■ **Linhas fornecidas**
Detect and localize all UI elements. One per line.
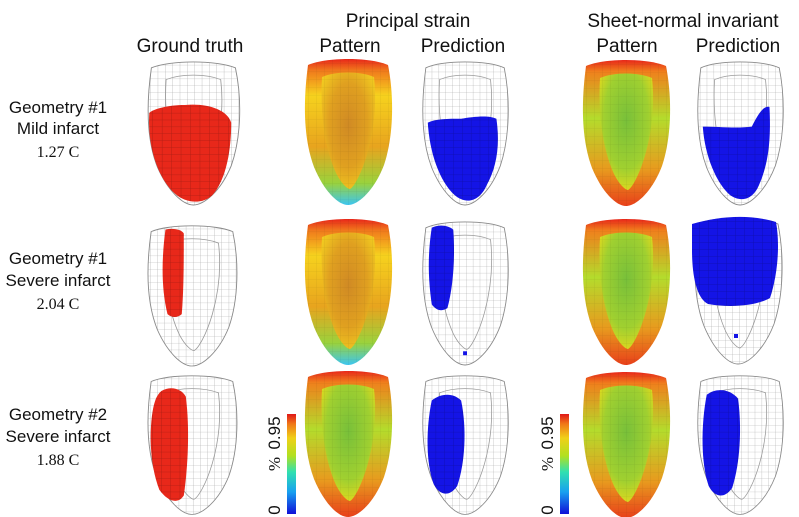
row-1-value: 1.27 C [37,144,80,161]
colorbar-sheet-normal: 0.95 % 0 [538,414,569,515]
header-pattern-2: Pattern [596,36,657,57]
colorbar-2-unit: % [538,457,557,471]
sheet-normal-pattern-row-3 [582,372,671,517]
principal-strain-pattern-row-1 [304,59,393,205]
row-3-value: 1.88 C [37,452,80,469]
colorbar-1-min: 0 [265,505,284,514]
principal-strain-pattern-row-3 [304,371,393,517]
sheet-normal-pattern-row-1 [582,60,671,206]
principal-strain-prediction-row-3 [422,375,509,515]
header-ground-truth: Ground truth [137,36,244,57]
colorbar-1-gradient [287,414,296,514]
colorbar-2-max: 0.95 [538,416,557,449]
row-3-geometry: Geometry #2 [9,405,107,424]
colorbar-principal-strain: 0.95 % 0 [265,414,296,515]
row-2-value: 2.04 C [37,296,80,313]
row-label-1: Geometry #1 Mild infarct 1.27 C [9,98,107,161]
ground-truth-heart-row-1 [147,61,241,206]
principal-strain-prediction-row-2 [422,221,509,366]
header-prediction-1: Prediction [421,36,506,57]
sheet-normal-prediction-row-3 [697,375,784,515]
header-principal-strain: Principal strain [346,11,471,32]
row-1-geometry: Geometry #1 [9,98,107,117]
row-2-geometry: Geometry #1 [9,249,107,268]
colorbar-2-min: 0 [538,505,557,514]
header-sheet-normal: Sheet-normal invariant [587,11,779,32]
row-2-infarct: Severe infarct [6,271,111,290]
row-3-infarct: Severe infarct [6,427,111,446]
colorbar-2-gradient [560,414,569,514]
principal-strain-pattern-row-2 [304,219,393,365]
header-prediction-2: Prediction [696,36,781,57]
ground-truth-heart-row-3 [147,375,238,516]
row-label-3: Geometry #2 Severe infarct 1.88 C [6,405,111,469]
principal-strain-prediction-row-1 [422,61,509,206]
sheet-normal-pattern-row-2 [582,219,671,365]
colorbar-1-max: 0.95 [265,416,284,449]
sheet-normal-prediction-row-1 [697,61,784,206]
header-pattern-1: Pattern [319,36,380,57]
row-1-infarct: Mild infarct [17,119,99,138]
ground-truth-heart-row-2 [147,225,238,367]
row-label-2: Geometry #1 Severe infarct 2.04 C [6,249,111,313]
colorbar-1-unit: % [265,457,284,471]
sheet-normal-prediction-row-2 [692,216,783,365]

---

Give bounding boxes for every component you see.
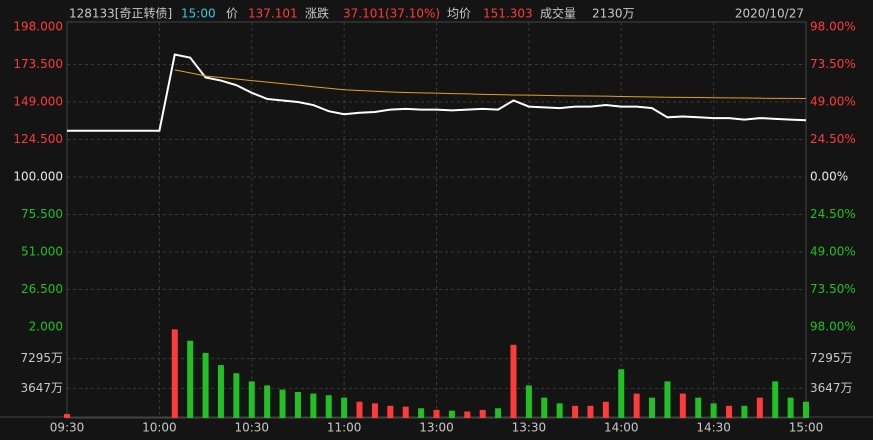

---

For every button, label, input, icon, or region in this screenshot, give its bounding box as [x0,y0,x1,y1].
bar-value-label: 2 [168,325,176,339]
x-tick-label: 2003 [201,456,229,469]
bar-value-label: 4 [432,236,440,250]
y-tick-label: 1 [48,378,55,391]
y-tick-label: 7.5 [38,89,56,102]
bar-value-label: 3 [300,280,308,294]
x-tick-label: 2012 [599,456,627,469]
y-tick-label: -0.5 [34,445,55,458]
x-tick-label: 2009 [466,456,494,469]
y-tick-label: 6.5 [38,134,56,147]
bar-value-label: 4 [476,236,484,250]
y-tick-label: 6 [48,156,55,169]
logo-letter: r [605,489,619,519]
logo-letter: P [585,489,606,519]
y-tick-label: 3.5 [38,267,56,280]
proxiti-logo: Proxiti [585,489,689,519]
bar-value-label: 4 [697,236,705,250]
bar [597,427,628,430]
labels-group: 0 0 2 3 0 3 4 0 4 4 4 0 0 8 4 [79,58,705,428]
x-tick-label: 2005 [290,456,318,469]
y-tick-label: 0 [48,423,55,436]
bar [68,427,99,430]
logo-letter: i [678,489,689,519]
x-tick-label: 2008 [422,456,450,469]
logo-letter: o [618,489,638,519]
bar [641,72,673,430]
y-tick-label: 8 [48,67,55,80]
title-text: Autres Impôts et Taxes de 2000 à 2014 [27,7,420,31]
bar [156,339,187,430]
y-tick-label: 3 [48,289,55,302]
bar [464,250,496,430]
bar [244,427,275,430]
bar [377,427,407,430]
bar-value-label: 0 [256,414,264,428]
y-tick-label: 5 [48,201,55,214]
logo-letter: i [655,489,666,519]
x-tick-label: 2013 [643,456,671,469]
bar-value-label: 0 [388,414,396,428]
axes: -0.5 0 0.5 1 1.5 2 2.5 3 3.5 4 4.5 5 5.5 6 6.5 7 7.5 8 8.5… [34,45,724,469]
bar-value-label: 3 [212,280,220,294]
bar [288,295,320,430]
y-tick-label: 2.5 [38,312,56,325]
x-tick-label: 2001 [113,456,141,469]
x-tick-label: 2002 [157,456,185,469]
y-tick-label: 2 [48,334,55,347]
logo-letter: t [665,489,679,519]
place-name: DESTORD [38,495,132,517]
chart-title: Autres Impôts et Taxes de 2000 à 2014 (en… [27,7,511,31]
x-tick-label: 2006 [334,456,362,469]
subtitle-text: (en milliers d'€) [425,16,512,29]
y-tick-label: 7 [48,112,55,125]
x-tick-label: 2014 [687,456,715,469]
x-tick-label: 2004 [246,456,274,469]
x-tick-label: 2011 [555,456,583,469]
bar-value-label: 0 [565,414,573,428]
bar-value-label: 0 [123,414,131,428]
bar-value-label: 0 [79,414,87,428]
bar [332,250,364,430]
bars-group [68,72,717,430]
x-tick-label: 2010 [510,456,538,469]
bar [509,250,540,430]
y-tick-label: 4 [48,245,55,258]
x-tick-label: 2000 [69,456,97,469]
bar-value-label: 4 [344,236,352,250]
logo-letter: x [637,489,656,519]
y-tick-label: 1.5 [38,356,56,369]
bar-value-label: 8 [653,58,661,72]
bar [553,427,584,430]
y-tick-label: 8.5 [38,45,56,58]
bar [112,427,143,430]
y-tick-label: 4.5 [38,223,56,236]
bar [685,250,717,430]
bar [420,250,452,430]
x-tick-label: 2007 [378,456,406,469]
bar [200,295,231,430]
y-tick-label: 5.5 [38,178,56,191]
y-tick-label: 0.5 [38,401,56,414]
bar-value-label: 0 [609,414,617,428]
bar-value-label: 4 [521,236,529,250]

■ **Instruções da tarefa**
Imprima sem nenhuma alteração as linhas que começam na que contém "Detect and localize" e terminam na que contém "sheet-normal-prediction-row-3 [697,375,784,515]", incluindo as duas. Deixe as imagens fora da resposta.

■ **Resposta da tarefa**
Detect and localize all UI elements. One per line.
row-1-value: 1.27 C [37,144,80,161]
colorbar-sheet-normal: 0.95 % 0 [538,414,569,515]
header-pattern-2: Pattern [596,36,657,57]
colorbar-2-unit: % [538,457,557,471]
sheet-normal-pattern-row-3 [582,372,671,517]
principal-strain-pattern-row-1 [304,59,393,205]
row-3-value: 1.88 C [37,452,80,469]
colorbar-1-min: 0 [265,505,284,514]
principal-strain-pattern-row-3 [304,371,393,517]
sheet-normal-pattern-row-1 [582,60,671,206]
principal-strain-prediction-row-3 [422,375,509,515]
header-ground-truth: Ground truth [137,36,244,57]
colorbar-1-gradient [287,414,296,514]
colorbar-2-max: 0.95 [538,416,557,449]
row-3-geometry: Geometry #2 [9,405,107,424]
colorbar-principal-strain: 0.95 % 0 [265,414,296,515]
row-2-value: 2.04 C [37,296,80,313]
row-label-1: Geometry #1 Mild infarct 1.27 C [9,98,107,161]
ground-truth-heart-row-1 [147,61,241,206]
principal-strain-prediction-row-2 [422,221,509,366]
header-prediction-1: Prediction [421,36,506,57]
sheet-normal-prediction-row-3 [697,375,784,515]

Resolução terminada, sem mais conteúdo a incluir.